## GIVEN TASK
Your answer should be a single number: the count of lines containing the string "prism".

## ROWS
--------------------------------------------------

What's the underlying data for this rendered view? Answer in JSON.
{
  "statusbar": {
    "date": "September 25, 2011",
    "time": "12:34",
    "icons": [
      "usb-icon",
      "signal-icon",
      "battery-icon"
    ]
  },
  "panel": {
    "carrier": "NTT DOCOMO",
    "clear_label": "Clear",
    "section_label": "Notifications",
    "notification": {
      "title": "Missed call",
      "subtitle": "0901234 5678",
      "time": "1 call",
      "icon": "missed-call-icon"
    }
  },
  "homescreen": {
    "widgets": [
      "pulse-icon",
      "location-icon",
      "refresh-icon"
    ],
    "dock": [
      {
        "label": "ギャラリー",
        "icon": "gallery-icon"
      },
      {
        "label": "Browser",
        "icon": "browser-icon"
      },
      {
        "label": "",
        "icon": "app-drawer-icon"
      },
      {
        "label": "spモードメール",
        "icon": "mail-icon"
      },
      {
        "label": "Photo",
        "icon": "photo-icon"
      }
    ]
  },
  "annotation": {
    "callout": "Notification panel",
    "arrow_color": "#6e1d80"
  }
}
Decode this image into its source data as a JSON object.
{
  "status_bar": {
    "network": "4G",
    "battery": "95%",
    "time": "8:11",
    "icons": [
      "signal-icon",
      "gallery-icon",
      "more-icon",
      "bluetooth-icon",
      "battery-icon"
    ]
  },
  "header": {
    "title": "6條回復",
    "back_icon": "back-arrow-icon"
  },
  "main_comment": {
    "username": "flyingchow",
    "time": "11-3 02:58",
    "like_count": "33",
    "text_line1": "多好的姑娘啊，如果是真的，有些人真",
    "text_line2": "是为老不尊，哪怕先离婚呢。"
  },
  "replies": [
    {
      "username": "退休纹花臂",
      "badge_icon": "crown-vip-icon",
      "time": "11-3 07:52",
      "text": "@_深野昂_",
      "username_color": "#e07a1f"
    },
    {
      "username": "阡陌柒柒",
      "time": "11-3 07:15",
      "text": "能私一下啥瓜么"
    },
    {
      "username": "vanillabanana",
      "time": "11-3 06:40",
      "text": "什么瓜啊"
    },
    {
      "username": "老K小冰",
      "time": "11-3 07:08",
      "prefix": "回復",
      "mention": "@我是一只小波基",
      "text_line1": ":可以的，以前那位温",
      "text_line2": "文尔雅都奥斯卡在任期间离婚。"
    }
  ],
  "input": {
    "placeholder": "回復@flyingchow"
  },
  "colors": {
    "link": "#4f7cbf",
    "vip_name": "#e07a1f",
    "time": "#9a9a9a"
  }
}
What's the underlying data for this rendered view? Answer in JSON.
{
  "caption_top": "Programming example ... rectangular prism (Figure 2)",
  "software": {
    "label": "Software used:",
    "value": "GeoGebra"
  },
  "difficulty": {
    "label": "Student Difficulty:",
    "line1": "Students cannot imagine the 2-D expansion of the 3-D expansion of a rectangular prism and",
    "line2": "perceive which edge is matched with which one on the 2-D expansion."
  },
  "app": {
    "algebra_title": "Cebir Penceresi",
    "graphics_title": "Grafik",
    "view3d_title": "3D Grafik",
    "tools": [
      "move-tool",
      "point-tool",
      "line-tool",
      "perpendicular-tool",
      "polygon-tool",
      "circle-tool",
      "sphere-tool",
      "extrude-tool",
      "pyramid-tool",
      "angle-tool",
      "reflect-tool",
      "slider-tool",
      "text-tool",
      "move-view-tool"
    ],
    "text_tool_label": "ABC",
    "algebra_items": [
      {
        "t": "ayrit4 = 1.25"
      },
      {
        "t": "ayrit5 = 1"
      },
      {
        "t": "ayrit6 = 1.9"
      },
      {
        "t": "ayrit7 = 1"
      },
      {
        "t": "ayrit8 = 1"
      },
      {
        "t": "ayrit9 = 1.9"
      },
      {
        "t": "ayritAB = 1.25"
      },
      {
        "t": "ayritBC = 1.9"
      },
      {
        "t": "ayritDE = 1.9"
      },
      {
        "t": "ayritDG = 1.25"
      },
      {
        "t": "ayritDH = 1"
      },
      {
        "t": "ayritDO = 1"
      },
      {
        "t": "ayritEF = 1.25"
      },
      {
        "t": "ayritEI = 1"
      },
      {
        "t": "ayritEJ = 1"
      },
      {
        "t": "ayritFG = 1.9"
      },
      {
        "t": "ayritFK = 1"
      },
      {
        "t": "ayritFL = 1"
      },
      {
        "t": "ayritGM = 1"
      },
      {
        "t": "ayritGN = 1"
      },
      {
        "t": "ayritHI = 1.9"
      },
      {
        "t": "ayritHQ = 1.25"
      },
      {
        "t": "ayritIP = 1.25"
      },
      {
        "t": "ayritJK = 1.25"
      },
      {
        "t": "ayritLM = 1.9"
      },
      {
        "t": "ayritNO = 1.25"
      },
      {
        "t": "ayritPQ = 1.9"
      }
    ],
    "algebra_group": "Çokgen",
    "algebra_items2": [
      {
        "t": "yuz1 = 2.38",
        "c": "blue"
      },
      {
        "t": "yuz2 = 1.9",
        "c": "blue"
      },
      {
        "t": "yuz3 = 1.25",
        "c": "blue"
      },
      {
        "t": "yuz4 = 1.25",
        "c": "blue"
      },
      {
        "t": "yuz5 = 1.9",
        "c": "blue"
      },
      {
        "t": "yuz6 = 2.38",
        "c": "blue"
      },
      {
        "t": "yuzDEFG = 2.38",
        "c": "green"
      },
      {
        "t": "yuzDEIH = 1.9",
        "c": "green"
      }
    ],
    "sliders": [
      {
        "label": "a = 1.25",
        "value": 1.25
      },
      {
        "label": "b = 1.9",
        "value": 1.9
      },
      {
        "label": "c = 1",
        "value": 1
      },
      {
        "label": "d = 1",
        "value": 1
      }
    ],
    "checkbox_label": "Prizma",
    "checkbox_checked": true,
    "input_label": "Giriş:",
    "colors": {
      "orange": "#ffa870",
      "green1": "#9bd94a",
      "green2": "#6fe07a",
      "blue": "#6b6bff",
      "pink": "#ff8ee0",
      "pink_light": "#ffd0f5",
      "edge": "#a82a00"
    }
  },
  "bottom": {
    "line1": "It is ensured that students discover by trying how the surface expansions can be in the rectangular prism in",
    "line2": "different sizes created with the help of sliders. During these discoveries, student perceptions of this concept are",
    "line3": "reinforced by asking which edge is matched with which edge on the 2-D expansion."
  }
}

--------------------------------------------------

## SOLUTION
3